── Record set ──

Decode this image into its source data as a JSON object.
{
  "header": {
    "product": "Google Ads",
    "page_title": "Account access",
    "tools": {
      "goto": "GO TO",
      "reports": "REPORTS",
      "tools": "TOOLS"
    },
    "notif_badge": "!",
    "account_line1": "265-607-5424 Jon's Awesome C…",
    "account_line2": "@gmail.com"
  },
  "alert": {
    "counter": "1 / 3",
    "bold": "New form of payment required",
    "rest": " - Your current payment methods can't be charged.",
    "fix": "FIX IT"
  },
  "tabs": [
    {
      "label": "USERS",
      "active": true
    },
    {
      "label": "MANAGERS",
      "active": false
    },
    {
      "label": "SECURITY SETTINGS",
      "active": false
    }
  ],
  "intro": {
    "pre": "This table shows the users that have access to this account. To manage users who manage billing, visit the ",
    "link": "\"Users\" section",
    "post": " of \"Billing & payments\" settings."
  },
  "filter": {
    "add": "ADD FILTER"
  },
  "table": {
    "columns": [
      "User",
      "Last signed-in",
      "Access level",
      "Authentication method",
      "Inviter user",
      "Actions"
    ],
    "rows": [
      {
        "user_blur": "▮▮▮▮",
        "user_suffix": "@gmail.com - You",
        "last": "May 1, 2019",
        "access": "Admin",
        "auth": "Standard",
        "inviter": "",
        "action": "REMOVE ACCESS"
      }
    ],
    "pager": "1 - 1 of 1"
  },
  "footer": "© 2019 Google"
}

───

Direction –
Nothing should be left out: return all of the records exactly.

Solved problem –
Decode this image into its source data as a JSON object.
{
  "header": {
    "product": "Google Ads",
    "page_title": "Account access",
    "tools": {
      "goto": "GO TO",
      "reports": "REPORTS",
      "tools": "TOOLS"
    },
    "notif_badge": "!",
    "account_line1": "265-607-5424 Jon's Awesome C…",
    "account_line2": "@gmail.com"
  },
  "alert": {
    "counter": "1 / 3",
    "bold": "New form of payment required",
    "rest": " - Your current payment methods can't be charged.",
    "fix": "FIX IT"
  },
  "tabs": [
    {
      "label": "USERS",
      "active": true
    },
    {
      "label": "MANAGERS",
      "active": false
    },
    {
      "label": "SECURITY SETTINGS",
      "active": false
    }
  ],
  "intro": {
    "pre": "This table shows the users that have access to this account. To manage users who manage billing, visit the ",
    "link": "\"Users\" section",
    "post": " of \"Billing & payments\" settings."
  },
  "filter": {
    "add": "ADD FILTER"
  },
  "table": {
    "columns": [
      "User",
      "Last signed-in",
      "Access level",
      "Authentication method",
      "Inviter user",
      "Actions"
    ],
    "rows": [
      {
        "user_blur": "▮▮▮▮",
        "user_suffix": "@gmail.com - You",
        "last": "May 1, 2019",
        "access": "Admin",
        "auth": "Standard",
        "inviter": "",
        "action": "REMOVE ACCESS"
      }
    ],
    "pager": "1 - 1 of 1"
  },
  "footer": "© 2019 Google"
}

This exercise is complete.